Dataset records —
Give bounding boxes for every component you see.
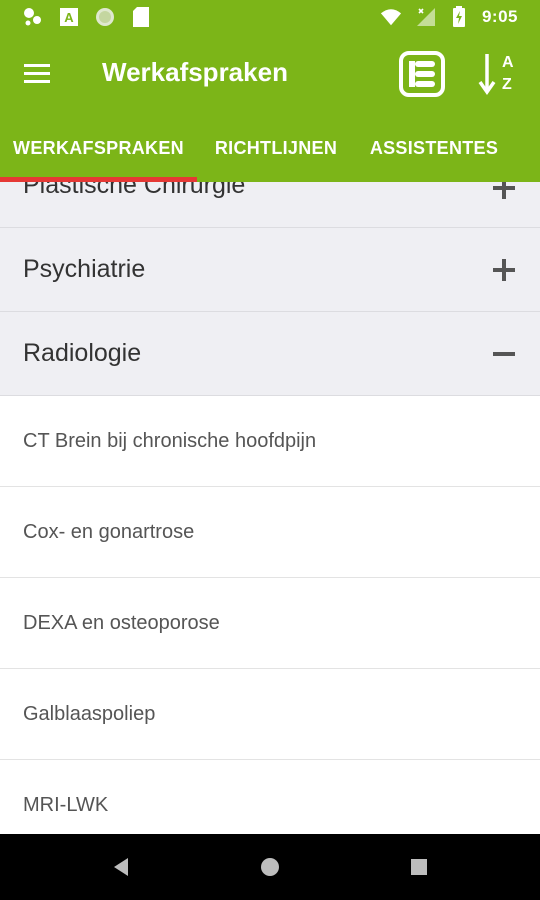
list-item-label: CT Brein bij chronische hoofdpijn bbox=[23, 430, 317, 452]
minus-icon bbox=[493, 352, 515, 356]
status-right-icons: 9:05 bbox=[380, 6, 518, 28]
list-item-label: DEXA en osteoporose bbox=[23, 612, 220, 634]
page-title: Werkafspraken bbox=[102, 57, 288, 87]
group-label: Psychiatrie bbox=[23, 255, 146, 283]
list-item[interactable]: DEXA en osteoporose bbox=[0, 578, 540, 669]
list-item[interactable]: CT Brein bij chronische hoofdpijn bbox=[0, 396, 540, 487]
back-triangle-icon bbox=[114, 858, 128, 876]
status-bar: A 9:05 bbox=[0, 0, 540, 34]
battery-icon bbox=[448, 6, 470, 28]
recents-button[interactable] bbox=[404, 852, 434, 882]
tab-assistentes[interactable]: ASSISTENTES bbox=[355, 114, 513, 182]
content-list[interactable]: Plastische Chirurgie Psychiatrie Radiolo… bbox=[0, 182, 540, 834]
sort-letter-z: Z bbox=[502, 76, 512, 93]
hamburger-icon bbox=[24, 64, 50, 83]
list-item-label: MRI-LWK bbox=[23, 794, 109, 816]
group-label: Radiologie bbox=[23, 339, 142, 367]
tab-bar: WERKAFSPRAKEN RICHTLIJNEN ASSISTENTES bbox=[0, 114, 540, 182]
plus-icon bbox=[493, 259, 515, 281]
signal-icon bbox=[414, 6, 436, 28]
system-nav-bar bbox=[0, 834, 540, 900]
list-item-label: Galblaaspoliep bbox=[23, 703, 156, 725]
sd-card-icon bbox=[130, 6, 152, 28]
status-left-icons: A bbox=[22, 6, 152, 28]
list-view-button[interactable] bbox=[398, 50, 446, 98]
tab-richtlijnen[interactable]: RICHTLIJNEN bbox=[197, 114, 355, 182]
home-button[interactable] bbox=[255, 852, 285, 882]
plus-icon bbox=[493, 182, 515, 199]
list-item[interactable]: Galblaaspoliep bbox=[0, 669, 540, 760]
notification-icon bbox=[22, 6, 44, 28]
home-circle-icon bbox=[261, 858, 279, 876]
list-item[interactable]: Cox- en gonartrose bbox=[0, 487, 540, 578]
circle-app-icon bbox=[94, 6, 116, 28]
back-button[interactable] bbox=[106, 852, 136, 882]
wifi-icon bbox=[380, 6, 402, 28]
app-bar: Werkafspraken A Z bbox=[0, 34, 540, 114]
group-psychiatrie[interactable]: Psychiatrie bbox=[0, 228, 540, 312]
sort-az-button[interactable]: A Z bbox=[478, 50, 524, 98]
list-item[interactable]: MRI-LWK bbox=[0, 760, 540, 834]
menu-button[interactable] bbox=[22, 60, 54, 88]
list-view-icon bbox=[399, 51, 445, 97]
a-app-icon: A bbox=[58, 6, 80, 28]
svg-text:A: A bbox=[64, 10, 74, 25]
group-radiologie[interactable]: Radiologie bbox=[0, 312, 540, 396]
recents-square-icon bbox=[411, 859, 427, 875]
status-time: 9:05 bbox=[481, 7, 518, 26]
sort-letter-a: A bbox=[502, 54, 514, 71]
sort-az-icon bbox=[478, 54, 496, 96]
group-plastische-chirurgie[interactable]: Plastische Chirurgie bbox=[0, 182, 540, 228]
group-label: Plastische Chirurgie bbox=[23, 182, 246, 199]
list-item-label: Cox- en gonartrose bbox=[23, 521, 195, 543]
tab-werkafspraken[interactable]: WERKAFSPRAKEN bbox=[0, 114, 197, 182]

Stated problem — Reproduce every entry above line for line, without changing anything, but omit the picture.

Response below —
Give bounding boxes for every component you see.
list-item-label: CT Brein bij chronische hoofdpijn bbox=[23, 430, 317, 452]
minus-icon bbox=[493, 352, 515, 356]
status-right-icons: 9:05 bbox=[380, 6, 518, 28]
list-item-label: DEXA en osteoporose bbox=[23, 612, 220, 634]
page-title: Werkafspraken bbox=[102, 57, 288, 87]
group-label: Psychiatrie bbox=[23, 255, 146, 283]
list-item[interactable]: DEXA en osteoporose bbox=[0, 578, 540, 669]
list-item[interactable]: CT Brein bij chronische hoofdpijn bbox=[0, 396, 540, 487]
back-triangle-icon bbox=[114, 858, 128, 876]
status-bar: A 9:05 bbox=[0, 0, 540, 34]
battery-icon bbox=[448, 6, 470, 28]
recents-button[interactable] bbox=[404, 852, 434, 882]
tab-assistentes[interactable]: ASSISTENTES bbox=[355, 114, 513, 182]
content-list[interactable]: Plastische Chirurgie Psychiatrie Radiolo… bbox=[0, 182, 540, 834]
sort-letter-z: Z bbox=[502, 76, 512, 93]
hamburger-icon bbox=[24, 64, 50, 83]
list-item-label: MRI-LWK bbox=[23, 794, 109, 816]
group-label: Radiologie bbox=[23, 339, 142, 367]
tab-bar: WERKAFSPRAKEN RICHTLIJNEN ASSISTENTES bbox=[0, 114, 540, 182]
plus-icon bbox=[493, 259, 515, 281]
signal-icon bbox=[414, 6, 436, 28]
system-nav-bar bbox=[0, 834, 540, 900]
list-item-label: Galblaaspoliep bbox=[23, 703, 156, 725]
sd-card-icon bbox=[130, 6, 152, 28]
status-left-icons: A bbox=[22, 6, 152, 28]
list-view-button[interactable] bbox=[398, 50, 446, 98]
tab-richtlijnen[interactable]: RICHTLIJNEN bbox=[197, 114, 355, 182]
home-button[interactable] bbox=[255, 852, 285, 882]
plus-icon bbox=[493, 182, 515, 199]
list-item[interactable]: Galblaaspoliep bbox=[0, 669, 540, 760]
notification-icon bbox=[22, 6, 44, 28]
home-circle-icon bbox=[261, 858, 279, 876]
list-item[interactable]: Cox- en gonartrose bbox=[0, 487, 540, 578]
circle-app-icon bbox=[94, 6, 116, 28]
back-button[interactable] bbox=[106, 852, 136, 882]
wifi-icon bbox=[380, 6, 402, 28]
app-bar: Werkafspraken A Z bbox=[0, 34, 540, 114]
group-psychiatrie[interactable]: Psychiatrie bbox=[0, 228, 540, 312]
sort-az-button[interactable]: A Z bbox=[478, 50, 524, 98]
list-item[interactable]: MRI-LWK bbox=[0, 760, 540, 834]
menu-button[interactable] bbox=[22, 60, 54, 88]
list-view-icon bbox=[399, 51, 445, 97]
a-app-icon: A bbox=[58, 6, 80, 28]
svg-text:A: A bbox=[64, 10, 74, 25]
group-radiologie[interactable]: Radiologie bbox=[0, 312, 540, 396]
recents-square-icon bbox=[411, 859, 427, 875]
status-time: 9:05 bbox=[481, 7, 518, 26]
sort-letter-a: A bbox=[502, 54, 514, 71]
sort-az-icon bbox=[478, 54, 496, 96]
group-plastische-chirurgie[interactable]: Plastische Chirurgie bbox=[0, 182, 540, 228]
group-label: Plastische Chirurgie bbox=[23, 182, 246, 199]
list-item-label: Cox- en gonartrose bbox=[23, 521, 195, 543]
tab-werkafspraken[interactable]: WERKAFSPRAKEN bbox=[0, 114, 197, 182]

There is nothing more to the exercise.